The exercise: Repeat, exactly and in full, the lines of the listing below, but without any pictures.

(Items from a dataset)
Begin
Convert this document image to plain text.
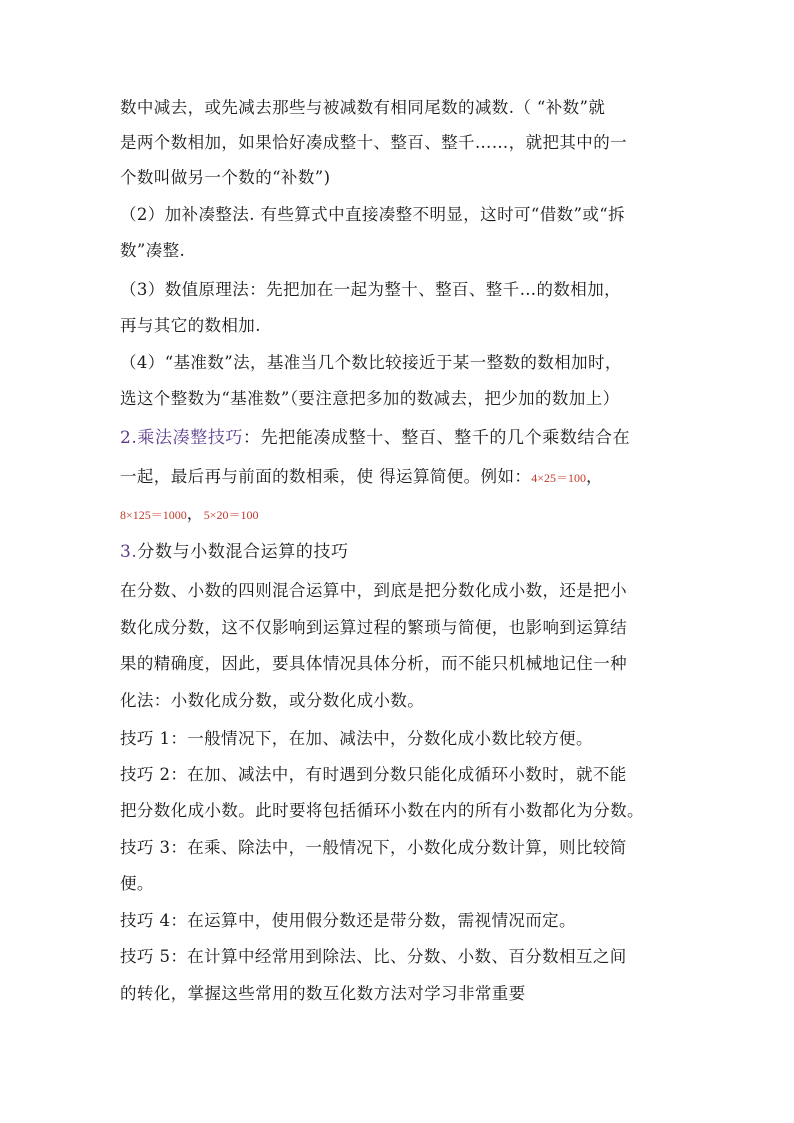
数中减去，或先减去那些与被减数有相同尾数的减数.（ “补数”就
是两个数相加，如果恰好凑成整十、整百、整千……，就把其中的一
个数叫做另一个数的“补数”)
（2）加补凑整法. 有些算式中直接凑整不明显，这时可“借数”或“拆
数”凑整.
（3）数值原理法：先把加在一起为整十、整百、整千…的数相加，
再与其它的数相加.
（4）“基准数”法，基准当几个数比较接近于某一整数的数相加时，
选这个整数为“基准数”（要注意把多加的数减去，把少加的数加上）
2.乘法凑整技巧：先把能凑成整十、整百、整千的几个乘数结合在
一起，最后再与前面的数相乘，使 得运算简便。例如：4×25＝100，
8×125＝1000，5×20＝100
3.分数与小数混合运算的技巧
在分数、小数的四则混合运算中，到底是把分数化成小数，还是把小
数化成分数，这不仅影响到运算过程的繁琐与简便，也影响到运算结
果的精确度，因此，要具体情况具体分析，而不能只机械地记住一种
化法：小数化成分数，或分数化成小数。
技巧 1：一般情况下，在加、减法中，分数化成小数比较方便。
技巧 2：在加、减法中，有时遇到分数只能化成循环小数时，就不能
把分数化成小数。此时要将包括循环小数在内的所有小数都化为分数。
技巧 3：在乘、除法中，一般情况下，小数化成分数计算，则比较简
便。
技巧 4：在运算中，使用假分数还是带分数，需视情况而定。
技巧 5：在计算中经常用到除法、比、分数、小数、百分数相互之间
的转化，掌握这些常用的数互化数方法对学习非常重要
End
Task output:
Convert this document image to plain text.
数中减去，或先减去那些与被减数有相同尾数的减数.（ “补数”就
是两个数相加，如果恰好凑成整十、整百、整千……，就把其中的一
个数叫做另一个数的“补数”)
（2）加补凑整法. 有些算式中直接凑整不明显，这时可“借数”或“拆
数”凑整.
（3）数值原理法：先把加在一起为整十、整百、整千…的数相加，
再与其它的数相加.
（4）“基准数”法，基准当几个数比较接近于某一整数的数相加时，
选这个整数为“基准数”（要注意把多加的数减去，把少加的数加上）
2.乘法凑整技巧：先把能凑成整十、整百、整千的几个乘数结合在
一起，最后再与前面的数相乘，使 得运算简便。例如：4×25＝100，
8×125＝1000，5×20＝100
3.分数与小数混合运算的技巧
在分数、小数的四则混合运算中，到底是把分数化成小数，还是把小
数化成分数，这不仅影响到运算过程的繁琐与简便，也影响到运算结
果的精确度，因此，要具体情况具体分析，而不能只机械地记住一种
化法：小数化成分数，或分数化成小数。
技巧 1：一般情况下，在加、减法中，分数化成小数比较方便。
技巧 2：在加、减法中，有时遇到分数只能化成循环小数时，就不能
把分数化成小数。此时要将包括循环小数在内的所有小数都化为分数。
技巧 3：在乘、除法中，一般情况下，小数化成分数计算，则比较简
便。
技巧 4：在运算中，使用假分数还是带分数，需视情况而定。
技巧 5：在计算中经常用到除法、比、分数、小数、百分数相互之间
的转化，掌握这些常用的数互化数方法对学习非常重要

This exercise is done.